## [Exercise prompt]
Take each line containing the word "nhập" and copy it.

## [Records for this task]
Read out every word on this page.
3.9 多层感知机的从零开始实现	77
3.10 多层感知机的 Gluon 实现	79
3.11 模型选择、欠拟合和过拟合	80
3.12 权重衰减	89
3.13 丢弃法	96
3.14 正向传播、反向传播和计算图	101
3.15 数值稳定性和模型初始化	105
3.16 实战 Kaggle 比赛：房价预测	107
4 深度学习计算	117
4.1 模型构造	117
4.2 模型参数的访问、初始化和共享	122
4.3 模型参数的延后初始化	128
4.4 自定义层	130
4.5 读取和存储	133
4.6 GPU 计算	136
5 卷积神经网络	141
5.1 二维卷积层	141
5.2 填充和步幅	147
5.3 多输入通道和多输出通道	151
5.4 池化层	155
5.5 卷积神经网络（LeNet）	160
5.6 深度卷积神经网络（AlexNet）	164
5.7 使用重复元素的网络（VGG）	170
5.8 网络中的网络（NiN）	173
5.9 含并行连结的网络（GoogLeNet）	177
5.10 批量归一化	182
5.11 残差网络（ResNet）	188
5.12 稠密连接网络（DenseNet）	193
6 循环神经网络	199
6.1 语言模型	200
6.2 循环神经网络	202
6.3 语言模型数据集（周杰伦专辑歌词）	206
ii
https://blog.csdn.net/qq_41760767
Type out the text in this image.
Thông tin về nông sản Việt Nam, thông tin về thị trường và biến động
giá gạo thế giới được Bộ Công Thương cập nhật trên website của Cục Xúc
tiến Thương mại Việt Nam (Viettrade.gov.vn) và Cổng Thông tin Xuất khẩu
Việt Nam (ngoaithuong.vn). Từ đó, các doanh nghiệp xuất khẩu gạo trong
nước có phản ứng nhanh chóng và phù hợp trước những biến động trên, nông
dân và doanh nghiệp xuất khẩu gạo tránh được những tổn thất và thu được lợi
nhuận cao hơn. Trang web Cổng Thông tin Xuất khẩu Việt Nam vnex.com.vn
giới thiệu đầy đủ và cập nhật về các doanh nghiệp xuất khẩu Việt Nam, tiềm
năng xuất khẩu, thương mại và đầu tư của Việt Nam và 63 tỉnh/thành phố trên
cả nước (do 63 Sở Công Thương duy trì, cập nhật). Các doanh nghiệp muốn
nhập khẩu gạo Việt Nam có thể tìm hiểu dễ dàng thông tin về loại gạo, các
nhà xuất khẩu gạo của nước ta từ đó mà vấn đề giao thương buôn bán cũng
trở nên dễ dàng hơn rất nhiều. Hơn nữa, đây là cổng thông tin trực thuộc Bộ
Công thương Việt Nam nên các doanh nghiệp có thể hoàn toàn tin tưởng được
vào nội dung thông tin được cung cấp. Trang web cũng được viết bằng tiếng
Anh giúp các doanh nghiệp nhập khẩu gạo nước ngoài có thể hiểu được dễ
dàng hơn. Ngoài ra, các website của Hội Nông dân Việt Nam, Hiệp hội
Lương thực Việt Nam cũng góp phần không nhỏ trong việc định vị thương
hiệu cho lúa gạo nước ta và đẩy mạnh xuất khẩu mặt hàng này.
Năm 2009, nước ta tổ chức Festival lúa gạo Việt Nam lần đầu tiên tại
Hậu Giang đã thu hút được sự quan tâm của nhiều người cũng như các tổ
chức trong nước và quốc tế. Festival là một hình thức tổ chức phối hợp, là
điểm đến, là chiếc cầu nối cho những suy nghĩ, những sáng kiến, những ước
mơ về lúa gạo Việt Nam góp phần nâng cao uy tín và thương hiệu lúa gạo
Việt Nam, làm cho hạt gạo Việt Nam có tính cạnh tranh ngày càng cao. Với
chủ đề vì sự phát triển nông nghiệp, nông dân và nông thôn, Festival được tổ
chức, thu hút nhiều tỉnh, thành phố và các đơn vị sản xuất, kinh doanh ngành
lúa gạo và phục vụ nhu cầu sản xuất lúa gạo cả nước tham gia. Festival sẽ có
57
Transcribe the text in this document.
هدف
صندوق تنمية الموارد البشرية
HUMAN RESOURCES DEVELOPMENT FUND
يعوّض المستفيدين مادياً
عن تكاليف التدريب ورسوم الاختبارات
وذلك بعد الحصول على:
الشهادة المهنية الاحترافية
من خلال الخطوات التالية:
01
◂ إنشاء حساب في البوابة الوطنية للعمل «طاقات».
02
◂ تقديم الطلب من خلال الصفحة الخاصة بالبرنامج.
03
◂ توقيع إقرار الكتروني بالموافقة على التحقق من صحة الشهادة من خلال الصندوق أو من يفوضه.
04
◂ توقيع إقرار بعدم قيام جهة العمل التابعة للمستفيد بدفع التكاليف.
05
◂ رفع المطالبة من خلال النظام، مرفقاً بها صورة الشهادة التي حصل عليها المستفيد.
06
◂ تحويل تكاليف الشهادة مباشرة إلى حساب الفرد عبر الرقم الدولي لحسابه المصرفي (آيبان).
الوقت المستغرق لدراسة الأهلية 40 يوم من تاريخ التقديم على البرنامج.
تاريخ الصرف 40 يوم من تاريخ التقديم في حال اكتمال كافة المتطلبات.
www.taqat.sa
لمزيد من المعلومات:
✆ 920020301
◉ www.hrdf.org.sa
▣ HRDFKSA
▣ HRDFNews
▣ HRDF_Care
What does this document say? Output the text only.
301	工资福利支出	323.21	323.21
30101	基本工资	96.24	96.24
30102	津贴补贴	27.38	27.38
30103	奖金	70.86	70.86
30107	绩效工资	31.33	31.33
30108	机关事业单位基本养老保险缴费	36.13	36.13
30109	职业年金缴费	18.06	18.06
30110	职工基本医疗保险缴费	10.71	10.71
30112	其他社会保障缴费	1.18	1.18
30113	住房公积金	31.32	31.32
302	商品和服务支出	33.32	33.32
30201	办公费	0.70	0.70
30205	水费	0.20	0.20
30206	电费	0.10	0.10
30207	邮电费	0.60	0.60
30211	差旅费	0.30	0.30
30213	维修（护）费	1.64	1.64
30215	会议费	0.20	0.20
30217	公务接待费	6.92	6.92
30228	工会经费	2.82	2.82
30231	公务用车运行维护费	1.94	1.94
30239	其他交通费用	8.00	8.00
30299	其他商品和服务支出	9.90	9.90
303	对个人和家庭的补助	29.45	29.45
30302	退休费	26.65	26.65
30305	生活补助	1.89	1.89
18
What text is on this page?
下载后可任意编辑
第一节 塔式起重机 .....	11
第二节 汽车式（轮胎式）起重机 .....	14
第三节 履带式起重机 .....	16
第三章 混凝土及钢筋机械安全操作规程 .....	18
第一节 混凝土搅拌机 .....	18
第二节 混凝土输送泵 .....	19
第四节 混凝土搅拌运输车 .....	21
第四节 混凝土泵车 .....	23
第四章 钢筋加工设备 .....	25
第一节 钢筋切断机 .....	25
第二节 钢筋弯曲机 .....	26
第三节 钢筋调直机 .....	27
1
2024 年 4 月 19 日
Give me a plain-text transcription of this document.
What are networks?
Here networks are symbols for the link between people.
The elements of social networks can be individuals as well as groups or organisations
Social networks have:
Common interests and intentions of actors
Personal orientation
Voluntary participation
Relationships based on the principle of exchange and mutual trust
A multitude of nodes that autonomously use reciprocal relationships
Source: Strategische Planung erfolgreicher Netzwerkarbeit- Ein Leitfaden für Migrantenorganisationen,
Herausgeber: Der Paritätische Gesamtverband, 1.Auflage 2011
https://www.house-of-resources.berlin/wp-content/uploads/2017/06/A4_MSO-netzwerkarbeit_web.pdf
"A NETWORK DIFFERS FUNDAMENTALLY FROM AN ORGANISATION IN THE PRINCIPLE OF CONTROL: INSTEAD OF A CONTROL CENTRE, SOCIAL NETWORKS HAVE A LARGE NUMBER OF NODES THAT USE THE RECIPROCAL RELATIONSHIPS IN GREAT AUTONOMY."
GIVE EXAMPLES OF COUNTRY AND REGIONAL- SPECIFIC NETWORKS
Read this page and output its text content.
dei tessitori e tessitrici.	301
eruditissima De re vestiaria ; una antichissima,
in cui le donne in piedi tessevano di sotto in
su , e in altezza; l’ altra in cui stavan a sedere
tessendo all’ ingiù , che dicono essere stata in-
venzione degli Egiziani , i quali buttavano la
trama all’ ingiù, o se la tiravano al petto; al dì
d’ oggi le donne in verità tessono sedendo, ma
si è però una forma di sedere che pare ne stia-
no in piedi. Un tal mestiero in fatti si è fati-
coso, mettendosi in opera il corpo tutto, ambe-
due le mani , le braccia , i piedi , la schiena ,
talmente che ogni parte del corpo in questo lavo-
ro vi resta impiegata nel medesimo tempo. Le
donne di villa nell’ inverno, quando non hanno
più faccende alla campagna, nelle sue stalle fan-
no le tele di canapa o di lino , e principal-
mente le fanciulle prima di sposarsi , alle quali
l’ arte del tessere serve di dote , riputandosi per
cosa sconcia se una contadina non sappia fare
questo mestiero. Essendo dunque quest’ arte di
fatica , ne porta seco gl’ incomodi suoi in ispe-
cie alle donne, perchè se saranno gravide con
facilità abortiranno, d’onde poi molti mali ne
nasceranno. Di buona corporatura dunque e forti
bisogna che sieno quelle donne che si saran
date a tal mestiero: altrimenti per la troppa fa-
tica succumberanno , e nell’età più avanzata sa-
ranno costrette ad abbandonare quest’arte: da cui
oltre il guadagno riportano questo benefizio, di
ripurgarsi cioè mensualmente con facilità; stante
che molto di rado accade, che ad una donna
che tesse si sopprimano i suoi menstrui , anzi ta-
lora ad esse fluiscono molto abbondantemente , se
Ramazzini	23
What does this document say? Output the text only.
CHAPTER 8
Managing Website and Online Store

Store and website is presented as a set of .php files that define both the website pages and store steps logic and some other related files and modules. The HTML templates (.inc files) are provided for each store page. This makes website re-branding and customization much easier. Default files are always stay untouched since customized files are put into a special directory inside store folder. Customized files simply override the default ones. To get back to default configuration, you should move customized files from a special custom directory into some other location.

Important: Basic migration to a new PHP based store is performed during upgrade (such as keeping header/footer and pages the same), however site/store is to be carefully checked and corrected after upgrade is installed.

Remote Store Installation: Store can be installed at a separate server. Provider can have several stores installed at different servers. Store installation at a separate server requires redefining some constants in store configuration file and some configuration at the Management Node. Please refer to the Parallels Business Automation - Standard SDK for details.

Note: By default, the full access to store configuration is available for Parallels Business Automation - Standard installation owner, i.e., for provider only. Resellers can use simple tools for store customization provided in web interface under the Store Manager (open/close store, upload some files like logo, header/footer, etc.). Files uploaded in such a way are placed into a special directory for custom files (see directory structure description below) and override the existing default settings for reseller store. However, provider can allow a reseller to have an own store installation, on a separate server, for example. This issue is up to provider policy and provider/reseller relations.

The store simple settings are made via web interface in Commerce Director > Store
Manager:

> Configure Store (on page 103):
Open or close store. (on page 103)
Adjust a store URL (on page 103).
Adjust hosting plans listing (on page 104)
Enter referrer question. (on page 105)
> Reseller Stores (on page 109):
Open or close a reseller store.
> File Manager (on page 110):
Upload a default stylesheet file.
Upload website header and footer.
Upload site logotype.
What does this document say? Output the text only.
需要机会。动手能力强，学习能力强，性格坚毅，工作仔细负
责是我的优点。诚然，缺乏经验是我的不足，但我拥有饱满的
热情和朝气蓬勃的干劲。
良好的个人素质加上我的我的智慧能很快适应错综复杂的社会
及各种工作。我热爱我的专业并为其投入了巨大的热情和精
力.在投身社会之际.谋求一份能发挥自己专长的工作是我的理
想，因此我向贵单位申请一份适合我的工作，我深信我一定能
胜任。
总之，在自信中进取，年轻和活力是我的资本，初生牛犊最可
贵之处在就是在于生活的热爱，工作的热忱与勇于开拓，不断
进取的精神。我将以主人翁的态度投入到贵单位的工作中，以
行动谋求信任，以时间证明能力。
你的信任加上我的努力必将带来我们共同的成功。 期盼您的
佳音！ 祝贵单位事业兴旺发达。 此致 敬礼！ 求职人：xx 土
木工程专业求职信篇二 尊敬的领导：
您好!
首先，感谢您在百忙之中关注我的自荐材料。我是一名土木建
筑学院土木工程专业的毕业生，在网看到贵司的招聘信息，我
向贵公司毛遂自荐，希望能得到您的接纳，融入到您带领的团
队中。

## [Task response]
nhập khẩu gạo Việt Nam có thể tìm hiểu dễ dàng thông tin về loại gạo, các
Anh giúp các doanh nghiệp nhập khẩu gạo nước ngoài có thể hiểu được dễ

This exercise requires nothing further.